-- EXTRACTED TEXT --
Ever since the MEGA Magnus was announced, I knew I wanted one. I had a feeling that even on it's worst day, it would be the first useable blaster to come out of the MEGA range and actually have a use in game.
The keen eyed among you will know that we were the first to announce the MEGA Magnus' UK release date on our Facebook page. But with that came the sad confirmation that Europe would receive the grey trigger variant that we all feared.
In this article we will discuss the differences between the orange and grey triggers and scientifically determine how much of a difference there actually is.
Warning. Science Content!
EDIT: I should explain at this point, this article was written well over a year ago, just after the release of the Magnus. For some reason that is beyond me I never actually got around to publishing it.
Since the Orange vs. grey debate has popped up once again, I thought I'd share my investigations.
For those of you that don't know, some territories (mainly Europe and Australasia) have laws that specifically limit the energy transferred by projectiles for toys. The specifics of these rules are still unclear but it suffices to say that the MEGA blasters enjoyed in the US are too powerful to comply with these guidelines, hence, the MEGA blasters sold here in Europe are 'dialled back' and are noticeably wimpier than those found in the States. That is what is meant when people refer to 'varients' of NERF blasters such as the Magnus. The US version (the more powerful one) will have an orange trigger and the European one will have a grey trigger.
But what exactly is the difference between the two?
The obvious hypothesis would be that the grey trigger blasters will have a weaker spring. This would tone it down enough to conform to the guidelines, but keep manufacturing costs down. Let's face it, if Hasbro had to completely redesign a blaster to conform to one set of rules, they simply wouldn't release the blaster in that territory.
Let's Get Down to it.
Well, in hand the prime on the orange trigger MEGA Magnus is noticeably heavier yet there is no obvious difference in performance. I played with them both for a bit and I couldn't really see much difference in the way the darts flew. The orange version seemed to have a bit more 'punch' but I couldn't really see that effecting range.

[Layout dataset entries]
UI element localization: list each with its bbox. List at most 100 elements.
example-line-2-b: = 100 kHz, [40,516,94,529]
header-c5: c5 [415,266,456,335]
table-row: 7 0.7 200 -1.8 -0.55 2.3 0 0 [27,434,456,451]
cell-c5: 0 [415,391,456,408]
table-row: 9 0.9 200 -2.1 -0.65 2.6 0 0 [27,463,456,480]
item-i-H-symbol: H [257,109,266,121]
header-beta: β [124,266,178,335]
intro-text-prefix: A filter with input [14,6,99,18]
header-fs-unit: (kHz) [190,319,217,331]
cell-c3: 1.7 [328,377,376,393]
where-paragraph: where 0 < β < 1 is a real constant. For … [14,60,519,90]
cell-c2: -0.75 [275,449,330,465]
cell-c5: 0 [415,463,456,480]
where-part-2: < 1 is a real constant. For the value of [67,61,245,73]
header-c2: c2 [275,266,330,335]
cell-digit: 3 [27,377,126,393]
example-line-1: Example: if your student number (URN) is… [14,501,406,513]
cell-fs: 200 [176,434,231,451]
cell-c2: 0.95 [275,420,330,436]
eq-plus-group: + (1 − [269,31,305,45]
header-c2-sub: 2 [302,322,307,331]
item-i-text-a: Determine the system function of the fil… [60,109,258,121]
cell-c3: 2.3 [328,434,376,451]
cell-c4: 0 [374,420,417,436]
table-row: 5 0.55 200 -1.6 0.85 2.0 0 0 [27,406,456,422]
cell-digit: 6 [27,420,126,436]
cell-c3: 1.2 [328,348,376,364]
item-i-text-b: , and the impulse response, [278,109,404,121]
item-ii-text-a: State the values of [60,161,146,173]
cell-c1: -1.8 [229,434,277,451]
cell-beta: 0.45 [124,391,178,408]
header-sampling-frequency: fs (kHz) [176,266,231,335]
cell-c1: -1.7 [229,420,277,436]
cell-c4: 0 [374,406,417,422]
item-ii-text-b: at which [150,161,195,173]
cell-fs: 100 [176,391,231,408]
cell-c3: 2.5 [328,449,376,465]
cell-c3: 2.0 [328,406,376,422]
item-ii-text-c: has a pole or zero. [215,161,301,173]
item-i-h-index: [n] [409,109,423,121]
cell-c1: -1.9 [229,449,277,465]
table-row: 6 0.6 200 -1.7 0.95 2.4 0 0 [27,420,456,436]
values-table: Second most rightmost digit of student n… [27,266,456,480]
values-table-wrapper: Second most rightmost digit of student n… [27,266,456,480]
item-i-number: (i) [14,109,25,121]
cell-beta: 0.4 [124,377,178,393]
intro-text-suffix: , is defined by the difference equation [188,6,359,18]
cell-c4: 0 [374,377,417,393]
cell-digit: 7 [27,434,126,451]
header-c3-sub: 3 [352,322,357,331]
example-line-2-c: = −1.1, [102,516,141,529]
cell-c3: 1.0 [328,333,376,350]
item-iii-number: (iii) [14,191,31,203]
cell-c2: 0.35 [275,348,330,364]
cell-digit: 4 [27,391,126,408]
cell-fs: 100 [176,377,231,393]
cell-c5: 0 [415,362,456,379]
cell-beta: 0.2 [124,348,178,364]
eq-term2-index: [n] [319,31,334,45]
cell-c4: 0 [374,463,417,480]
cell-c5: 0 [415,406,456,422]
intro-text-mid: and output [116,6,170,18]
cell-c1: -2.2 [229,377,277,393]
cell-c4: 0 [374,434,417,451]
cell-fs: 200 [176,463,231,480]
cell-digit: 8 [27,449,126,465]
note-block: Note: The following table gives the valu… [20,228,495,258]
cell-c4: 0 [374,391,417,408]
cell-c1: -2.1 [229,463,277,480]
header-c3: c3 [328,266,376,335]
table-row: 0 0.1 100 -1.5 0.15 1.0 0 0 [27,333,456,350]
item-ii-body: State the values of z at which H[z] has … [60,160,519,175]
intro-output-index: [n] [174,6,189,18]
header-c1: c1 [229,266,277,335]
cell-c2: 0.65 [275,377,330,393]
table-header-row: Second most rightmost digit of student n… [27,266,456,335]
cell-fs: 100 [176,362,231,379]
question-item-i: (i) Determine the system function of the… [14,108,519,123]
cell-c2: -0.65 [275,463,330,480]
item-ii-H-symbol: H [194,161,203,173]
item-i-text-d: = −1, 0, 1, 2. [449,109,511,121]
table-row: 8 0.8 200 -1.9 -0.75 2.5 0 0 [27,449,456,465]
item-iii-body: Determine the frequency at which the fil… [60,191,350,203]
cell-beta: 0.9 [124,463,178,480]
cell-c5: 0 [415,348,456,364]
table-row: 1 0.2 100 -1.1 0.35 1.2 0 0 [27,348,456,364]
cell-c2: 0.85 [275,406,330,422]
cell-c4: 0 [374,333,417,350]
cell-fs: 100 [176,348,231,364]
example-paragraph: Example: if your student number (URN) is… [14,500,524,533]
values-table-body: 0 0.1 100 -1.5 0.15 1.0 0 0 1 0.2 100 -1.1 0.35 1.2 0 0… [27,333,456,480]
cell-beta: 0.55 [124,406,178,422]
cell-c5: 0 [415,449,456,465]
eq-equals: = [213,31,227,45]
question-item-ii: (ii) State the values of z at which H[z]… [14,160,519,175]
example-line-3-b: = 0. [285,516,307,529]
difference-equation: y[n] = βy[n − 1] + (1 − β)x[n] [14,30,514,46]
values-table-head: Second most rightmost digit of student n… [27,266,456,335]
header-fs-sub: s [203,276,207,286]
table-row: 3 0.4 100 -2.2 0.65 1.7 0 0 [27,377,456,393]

-- EXERCISE PROMPT --
From the text about the MEGA Magnus trigger variants, return the passage that begins at the words "Ever since the" and stops after "Warning. Science Content!", copied word for word.

-- ANSWER TO THIS PROBLEM --
Ever since the MEGA Magnus was announced, I knew I wanted one. I had a feeling that even on it's worst day, it would be the first useable blaster to come out of the MEGA range and actually have a use in game.
The keen eyed among you will know that we were the first to announce the MEGA Magnus' UK release date on our Facebook page. But with that came the sad confirmation that Europe would receive the grey trigger variant that we all feared.
In this article we will discuss the differences between the orange and grey triggers and scientifically determine how much of a difference there actually is.
Warning. Science Content!